WORK TO COMPLETE
Swap each occurrence of "model-psd-line" in the items for "fitted-psd-line". Reproduce every line with nothing else altered.

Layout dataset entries

-- start --

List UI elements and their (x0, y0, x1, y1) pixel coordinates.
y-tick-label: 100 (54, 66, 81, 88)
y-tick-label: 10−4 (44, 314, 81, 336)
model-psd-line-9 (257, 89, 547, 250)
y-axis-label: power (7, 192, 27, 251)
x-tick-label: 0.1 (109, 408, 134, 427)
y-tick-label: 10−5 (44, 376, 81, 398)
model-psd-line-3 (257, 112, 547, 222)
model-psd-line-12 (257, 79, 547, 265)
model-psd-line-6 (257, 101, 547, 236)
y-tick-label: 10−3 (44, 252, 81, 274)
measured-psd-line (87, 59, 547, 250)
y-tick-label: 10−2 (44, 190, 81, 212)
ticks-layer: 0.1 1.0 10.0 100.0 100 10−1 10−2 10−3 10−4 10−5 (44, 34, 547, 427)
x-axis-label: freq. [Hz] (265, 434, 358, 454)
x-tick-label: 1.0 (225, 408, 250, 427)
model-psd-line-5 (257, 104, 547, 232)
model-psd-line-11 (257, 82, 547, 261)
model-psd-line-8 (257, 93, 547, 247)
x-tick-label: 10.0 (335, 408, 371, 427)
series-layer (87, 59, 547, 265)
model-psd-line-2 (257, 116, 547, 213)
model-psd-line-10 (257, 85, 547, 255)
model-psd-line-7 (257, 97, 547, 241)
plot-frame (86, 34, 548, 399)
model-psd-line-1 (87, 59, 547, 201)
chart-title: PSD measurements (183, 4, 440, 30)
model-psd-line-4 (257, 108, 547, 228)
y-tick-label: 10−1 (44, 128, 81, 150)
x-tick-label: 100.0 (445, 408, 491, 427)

-- end --

SOLUTION FOR THIS PROBLEM
List UI elements and their (x0, y0, x1, y1) pixel coordinates.
y-tick-label: 100 (54, 66, 81, 88)
y-tick-label: 10−4 (44, 314, 81, 336)
fitted-psd-line-9 (257, 89, 547, 250)
y-axis-label: power (7, 192, 27, 251)
x-tick-label: 0.1 (109, 408, 134, 427)
y-tick-label: 10−5 (44, 376, 81, 398)
fitted-psd-line-3 (257, 112, 547, 222)
fitted-psd-line-12 (257, 79, 547, 265)
fitted-psd-line-6 (257, 101, 547, 236)
y-tick-label: 10−3 (44, 252, 81, 274)
measured-psd-line (87, 59, 547, 250)
y-tick-label: 10−2 (44, 190, 81, 212)
ticks-layer: 0.1 1.0 10.0 100.0 100 10−1 10−2 10−3 10−4 10−5 (44, 34, 547, 427)
x-axis-label: freq. [Hz] (265, 434, 358, 454)
x-tick-label: 1.0 (225, 408, 250, 427)
fitted-psd-line-5 (257, 104, 547, 232)
fitted-psd-line-11 (257, 82, 547, 261)
fitted-psd-line-8 (257, 93, 547, 247)
x-tick-label: 10.0 (335, 408, 371, 427)
series-layer (87, 59, 547, 265)
fitted-psd-line-2 (257, 116, 547, 213)
fitted-psd-line-10 (257, 85, 547, 255)
fitted-psd-line-7 (257, 97, 547, 241)
plot-frame (86, 34, 548, 399)
fitted-psd-line-1 (87, 59, 547, 201)
chart-title: PSD measurements (183, 4, 440, 30)
fitted-psd-line-4 (257, 108, 547, 228)
y-tick-label: 10−1 (44, 128, 81, 150)
x-tick-label: 100.0 (445, 408, 491, 427)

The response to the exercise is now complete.